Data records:
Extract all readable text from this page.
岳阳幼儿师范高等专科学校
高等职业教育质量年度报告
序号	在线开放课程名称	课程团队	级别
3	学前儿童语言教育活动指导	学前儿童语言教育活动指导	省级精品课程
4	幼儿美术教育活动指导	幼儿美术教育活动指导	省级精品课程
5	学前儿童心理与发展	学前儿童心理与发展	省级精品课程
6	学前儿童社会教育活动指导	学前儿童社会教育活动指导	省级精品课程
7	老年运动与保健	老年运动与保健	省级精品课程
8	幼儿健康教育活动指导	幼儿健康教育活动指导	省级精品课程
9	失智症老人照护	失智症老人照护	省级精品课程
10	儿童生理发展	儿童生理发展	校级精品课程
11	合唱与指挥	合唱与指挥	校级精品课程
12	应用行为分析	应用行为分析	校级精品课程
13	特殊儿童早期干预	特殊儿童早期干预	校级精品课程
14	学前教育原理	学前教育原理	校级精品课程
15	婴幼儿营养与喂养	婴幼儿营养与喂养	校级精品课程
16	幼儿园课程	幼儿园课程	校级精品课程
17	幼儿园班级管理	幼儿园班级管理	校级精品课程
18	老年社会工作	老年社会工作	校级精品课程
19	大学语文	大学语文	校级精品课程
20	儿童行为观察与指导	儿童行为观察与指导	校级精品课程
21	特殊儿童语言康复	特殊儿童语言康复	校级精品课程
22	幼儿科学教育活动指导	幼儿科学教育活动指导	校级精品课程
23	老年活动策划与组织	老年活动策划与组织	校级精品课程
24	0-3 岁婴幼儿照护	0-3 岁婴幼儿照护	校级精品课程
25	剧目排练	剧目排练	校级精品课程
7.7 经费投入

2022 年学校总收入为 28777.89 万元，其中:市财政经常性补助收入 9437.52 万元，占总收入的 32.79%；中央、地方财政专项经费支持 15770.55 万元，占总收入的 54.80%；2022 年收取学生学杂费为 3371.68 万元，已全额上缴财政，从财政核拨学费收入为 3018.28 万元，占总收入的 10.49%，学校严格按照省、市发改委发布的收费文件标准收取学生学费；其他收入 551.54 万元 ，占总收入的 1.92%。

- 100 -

PROBLEM TO SOLVE:
Produce an exact copy of all the records.

OUTPUT FOR THIS TASK:
Extract all readable text from this page.
岳阳幼儿师范高等专科学校
高等职业教育质量年度报告
序号	在线开放课程名称	课程团队	级别
3	学前儿童语言教育活动指导	学前儿童语言教育活动指导	省级精品课程
4	幼儿美术教育活动指导	幼儿美术教育活动指导	省级精品课程
5	学前儿童心理与发展	学前儿童心理与发展	省级精品课程
6	学前儿童社会教育活动指导	学前儿童社会教育活动指导	省级精品课程
7	老年运动与保健	老年运动与保健	省级精品课程
8	幼儿健康教育活动指导	幼儿健康教育活动指导	省级精品课程
9	失智症老人照护	失智症老人照护	省级精品课程
10	儿童生理发展	儿童生理发展	校级精品课程
11	合唱与指挥	合唱与指挥	校级精品课程
12	应用行为分析	应用行为分析	校级精品课程
13	特殊儿童早期干预	特殊儿童早期干预	校级精品课程
14	学前教育原理	学前教育原理	校级精品课程
15	婴幼儿营养与喂养	婴幼儿营养与喂养	校级精品课程
16	幼儿园课程	幼儿园课程	校级精品课程
17	幼儿园班级管理	幼儿园班级管理	校级精品课程
18	老年社会工作	老年社会工作	校级精品课程
19	大学语文	大学语文	校级精品课程
20	儿童行为观察与指导	儿童行为观察与指导	校级精品课程
21	特殊儿童语言康复	特殊儿童语言康复	校级精品课程
22	幼儿科学教育活动指导	幼儿科学教育活动指导	校级精品课程
23	老年活动策划与组织	老年活动策划与组织	校级精品课程
24	0-3 岁婴幼儿照护	0-3 岁婴幼儿照护	校级精品课程
25	剧目排练	剧目排练	校级精品课程
7.7 经费投入

2022 年学校总收入为 28777.89 万元，其中:市财政经常性补助收入 9437.52 万元，占总收入的 32.79%；中央、地方财政专项经费支持 15770.55 万元，占总收入的 54.80%；2022 年收取学生学杂费为 3371.68 万元，已全额上缴财政，从财政核拨学费收入为 3018.28 万元，占总收入的 10.49%，学校严格按照省、市发改委发布的收费文件标准收取学生学费；其他收入 551.54 万元 ，占总收入的 1.92%。

- 100 -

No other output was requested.